:: Task statement ::
Check each line below for the word "disputed", and copy those that have it.

Data entries
◇ ◇ ◇ ◇ ◇ ◇ ◇

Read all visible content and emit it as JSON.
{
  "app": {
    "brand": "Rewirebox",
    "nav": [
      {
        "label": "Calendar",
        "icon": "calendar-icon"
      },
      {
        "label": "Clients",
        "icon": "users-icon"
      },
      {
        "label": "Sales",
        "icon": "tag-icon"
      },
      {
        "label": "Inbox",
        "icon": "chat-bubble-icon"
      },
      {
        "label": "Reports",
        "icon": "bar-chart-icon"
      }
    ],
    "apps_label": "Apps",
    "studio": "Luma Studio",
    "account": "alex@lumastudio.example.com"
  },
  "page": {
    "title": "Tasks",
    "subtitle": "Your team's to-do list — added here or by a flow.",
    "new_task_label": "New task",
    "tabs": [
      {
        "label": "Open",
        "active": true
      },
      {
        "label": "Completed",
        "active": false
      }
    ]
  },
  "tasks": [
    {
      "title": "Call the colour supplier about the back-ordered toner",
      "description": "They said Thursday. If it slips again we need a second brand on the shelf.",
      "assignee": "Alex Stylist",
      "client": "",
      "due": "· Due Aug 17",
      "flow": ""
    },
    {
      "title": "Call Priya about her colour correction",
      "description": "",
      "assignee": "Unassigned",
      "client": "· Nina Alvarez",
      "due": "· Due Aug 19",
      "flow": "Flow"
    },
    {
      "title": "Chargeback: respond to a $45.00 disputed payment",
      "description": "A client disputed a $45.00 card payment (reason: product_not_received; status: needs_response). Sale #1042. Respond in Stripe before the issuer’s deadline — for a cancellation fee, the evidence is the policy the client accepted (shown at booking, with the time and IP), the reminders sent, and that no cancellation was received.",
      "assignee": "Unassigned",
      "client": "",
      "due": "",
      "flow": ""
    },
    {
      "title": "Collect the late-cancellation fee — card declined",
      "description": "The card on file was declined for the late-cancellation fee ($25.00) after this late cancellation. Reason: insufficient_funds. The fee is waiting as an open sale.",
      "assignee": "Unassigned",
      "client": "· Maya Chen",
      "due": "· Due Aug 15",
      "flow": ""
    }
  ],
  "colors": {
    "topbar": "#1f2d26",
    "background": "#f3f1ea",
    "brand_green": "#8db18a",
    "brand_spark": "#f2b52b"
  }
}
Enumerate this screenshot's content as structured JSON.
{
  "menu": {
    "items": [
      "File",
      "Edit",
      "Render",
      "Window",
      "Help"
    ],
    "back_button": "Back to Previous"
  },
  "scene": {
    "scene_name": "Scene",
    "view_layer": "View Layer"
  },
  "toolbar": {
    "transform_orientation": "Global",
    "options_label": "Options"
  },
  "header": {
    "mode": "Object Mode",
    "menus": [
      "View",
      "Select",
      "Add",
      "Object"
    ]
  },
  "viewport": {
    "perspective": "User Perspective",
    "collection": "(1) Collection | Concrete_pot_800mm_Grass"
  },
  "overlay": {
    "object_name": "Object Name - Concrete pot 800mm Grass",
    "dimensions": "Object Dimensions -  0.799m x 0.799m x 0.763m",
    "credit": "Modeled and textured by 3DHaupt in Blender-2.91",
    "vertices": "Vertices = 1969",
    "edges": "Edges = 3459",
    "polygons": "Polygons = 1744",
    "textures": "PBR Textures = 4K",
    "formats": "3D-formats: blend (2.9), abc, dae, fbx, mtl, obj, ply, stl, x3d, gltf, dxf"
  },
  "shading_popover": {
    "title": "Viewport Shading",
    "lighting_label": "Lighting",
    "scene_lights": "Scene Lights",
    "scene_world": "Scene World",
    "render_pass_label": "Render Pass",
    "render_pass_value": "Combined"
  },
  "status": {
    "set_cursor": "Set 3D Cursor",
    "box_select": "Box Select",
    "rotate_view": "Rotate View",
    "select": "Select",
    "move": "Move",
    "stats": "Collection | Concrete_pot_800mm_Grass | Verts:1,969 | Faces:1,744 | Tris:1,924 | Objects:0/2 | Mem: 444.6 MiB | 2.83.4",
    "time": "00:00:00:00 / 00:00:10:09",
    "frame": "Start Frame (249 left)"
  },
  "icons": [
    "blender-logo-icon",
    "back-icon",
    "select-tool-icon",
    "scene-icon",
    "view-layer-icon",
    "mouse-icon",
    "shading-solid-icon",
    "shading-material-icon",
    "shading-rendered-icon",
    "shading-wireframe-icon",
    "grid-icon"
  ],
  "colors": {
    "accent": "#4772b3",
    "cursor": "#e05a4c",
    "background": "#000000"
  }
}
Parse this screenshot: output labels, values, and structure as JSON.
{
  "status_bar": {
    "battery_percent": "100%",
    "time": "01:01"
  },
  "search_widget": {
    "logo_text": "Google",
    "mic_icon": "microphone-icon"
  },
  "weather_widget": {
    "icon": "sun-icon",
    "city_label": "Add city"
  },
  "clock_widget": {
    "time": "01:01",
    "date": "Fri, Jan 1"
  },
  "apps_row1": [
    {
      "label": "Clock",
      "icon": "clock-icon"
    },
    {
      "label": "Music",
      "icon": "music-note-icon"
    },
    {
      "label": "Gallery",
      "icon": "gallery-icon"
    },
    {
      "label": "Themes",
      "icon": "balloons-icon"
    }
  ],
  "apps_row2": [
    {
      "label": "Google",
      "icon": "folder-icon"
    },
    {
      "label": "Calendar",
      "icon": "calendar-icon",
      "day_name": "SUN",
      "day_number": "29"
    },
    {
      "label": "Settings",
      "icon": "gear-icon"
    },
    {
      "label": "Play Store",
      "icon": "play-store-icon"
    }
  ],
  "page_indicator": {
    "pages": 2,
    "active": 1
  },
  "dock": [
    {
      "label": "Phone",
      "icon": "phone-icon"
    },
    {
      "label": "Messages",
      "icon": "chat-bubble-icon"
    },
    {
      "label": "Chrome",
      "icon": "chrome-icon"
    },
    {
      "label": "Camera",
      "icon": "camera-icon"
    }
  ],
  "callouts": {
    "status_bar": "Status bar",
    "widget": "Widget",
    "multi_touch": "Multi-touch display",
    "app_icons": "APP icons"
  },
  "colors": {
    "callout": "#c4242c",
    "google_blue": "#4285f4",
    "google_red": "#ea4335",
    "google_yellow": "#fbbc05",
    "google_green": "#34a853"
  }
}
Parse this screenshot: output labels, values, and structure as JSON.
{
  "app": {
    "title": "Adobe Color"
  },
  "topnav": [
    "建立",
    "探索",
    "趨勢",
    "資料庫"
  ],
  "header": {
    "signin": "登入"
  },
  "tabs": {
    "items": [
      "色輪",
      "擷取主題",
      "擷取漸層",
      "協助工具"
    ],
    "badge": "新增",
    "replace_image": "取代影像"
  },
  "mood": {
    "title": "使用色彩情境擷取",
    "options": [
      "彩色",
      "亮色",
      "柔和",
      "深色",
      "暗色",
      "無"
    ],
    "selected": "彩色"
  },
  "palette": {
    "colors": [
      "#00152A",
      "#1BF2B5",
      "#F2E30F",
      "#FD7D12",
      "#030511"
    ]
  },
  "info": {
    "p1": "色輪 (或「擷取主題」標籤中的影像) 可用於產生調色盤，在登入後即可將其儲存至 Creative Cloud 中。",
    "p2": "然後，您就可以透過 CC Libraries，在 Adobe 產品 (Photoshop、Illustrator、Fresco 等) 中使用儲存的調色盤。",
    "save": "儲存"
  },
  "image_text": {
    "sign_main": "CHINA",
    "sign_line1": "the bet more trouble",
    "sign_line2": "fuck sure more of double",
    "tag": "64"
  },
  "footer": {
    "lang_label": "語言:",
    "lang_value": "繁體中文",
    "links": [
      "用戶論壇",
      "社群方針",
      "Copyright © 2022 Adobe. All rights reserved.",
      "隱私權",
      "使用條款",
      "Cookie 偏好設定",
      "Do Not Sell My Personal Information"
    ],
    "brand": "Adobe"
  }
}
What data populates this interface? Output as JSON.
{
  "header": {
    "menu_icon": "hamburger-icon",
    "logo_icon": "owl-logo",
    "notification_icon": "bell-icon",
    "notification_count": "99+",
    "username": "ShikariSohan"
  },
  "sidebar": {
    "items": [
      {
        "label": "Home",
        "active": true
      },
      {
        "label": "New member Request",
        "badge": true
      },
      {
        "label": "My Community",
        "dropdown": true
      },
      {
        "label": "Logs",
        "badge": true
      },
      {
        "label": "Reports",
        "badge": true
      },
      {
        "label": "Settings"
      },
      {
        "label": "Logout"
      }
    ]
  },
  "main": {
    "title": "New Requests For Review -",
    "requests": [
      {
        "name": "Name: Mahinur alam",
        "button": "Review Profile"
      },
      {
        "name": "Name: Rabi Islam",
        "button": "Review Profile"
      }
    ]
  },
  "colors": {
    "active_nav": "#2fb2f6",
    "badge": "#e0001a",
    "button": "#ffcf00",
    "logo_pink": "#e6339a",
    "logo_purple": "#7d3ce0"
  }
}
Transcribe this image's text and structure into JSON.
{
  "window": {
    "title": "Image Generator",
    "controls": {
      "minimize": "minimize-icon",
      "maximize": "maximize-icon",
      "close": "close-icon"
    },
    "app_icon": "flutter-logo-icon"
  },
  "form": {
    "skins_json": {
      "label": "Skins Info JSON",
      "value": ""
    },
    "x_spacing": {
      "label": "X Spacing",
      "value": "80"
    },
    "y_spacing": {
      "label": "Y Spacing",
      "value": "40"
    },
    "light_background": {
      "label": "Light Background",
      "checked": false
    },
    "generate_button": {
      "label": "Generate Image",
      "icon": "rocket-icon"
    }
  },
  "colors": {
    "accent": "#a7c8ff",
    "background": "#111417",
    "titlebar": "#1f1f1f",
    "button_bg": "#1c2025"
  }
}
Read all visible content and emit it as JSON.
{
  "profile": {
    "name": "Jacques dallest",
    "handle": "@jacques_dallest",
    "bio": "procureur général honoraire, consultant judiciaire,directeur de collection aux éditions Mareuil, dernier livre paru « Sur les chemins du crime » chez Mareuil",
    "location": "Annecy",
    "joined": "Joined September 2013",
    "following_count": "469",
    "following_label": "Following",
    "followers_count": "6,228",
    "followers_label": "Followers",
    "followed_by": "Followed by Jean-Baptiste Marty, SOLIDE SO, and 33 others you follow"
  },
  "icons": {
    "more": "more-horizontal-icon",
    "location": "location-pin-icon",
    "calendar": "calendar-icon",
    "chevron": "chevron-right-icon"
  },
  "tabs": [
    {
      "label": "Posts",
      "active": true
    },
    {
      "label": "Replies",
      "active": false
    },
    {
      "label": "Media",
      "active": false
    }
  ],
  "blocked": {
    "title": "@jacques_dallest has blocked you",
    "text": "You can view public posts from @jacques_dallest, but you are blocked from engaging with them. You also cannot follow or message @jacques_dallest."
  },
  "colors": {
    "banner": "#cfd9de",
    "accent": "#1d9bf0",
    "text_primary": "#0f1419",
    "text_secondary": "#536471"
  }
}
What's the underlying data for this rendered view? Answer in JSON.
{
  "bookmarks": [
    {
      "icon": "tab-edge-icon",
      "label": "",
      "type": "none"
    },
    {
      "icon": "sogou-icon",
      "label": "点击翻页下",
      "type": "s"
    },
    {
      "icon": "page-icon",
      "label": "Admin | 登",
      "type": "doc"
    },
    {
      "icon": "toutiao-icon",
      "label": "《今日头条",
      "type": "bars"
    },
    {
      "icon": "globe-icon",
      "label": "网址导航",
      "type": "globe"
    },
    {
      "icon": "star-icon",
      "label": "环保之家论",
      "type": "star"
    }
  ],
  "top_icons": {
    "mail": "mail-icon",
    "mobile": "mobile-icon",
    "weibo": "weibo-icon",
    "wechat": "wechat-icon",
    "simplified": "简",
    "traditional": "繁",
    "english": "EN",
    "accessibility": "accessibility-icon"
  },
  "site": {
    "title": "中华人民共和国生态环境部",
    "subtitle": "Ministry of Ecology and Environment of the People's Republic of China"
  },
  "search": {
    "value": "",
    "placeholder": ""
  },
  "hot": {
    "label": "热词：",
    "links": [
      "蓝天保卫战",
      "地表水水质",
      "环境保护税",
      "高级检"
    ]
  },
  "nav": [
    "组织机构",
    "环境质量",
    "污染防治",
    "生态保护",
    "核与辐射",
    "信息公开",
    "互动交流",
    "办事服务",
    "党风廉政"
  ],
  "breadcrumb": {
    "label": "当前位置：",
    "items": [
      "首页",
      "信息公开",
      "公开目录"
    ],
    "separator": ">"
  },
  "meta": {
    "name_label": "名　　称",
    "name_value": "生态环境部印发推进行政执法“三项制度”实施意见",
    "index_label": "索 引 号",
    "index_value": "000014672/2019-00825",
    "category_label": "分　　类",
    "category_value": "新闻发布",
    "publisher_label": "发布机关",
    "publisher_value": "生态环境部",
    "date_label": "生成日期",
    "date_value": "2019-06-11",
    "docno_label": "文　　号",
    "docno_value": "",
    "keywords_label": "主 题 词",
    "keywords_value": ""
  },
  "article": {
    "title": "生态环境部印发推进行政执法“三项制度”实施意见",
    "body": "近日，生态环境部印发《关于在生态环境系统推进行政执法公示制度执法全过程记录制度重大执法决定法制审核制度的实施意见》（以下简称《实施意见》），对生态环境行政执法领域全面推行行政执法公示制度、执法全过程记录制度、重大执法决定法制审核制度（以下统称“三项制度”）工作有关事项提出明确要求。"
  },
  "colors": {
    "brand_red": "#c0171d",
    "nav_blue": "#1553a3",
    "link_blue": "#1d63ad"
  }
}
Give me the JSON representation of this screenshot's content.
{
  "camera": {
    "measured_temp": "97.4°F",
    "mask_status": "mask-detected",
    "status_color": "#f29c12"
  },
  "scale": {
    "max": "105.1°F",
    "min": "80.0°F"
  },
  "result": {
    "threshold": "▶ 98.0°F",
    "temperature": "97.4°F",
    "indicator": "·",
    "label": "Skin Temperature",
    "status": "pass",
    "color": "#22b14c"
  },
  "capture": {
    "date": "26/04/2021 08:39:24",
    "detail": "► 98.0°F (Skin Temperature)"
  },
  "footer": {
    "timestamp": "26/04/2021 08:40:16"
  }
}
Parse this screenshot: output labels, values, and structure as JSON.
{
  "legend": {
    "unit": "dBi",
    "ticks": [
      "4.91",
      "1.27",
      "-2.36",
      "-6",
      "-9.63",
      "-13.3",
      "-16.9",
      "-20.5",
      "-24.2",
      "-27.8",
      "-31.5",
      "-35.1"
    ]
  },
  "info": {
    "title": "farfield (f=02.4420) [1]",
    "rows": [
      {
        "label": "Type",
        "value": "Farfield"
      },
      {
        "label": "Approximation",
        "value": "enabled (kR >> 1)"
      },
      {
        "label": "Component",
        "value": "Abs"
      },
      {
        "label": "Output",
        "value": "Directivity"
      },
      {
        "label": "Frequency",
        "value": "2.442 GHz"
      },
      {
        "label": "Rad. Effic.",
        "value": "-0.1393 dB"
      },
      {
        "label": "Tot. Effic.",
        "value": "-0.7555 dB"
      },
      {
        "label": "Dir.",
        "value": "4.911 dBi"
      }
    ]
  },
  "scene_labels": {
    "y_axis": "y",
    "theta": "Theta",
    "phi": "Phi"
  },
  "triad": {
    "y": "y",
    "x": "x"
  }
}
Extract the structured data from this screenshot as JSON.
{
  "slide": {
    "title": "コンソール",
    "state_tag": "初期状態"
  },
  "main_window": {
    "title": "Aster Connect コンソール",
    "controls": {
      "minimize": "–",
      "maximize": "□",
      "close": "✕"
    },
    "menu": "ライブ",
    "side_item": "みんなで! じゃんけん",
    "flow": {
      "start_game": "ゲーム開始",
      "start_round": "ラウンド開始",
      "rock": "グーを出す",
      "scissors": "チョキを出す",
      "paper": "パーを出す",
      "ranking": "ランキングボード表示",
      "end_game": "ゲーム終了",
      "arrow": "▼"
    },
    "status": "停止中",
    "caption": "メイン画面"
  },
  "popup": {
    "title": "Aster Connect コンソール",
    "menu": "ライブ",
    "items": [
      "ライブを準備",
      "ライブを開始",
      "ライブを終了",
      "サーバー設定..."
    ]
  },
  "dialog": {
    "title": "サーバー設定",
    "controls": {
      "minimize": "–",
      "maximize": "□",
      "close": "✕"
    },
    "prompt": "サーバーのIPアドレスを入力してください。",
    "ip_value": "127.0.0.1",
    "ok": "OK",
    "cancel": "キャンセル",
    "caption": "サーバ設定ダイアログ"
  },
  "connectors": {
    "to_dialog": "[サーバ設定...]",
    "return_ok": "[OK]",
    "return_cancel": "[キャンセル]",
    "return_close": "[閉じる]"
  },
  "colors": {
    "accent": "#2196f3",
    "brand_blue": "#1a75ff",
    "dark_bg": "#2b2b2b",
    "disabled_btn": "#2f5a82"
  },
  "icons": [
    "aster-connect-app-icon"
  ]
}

◇ ◇ ◇ ◇ ◇ ◇ ◇

:: The output ::
      "title": "Chargeback: respond to a $45.00 disputed payment",
      "description": "A client disputed a $45.00 card payment (reason: product_not_received; status: needs_response). Sale #1042. Respond in Stripe before the issuer’s deadline — for a cancellation fee, the evidence is the policy the client accepted (shown at booking, with the time and IP), the reminders sent, and that no cancellation was received.",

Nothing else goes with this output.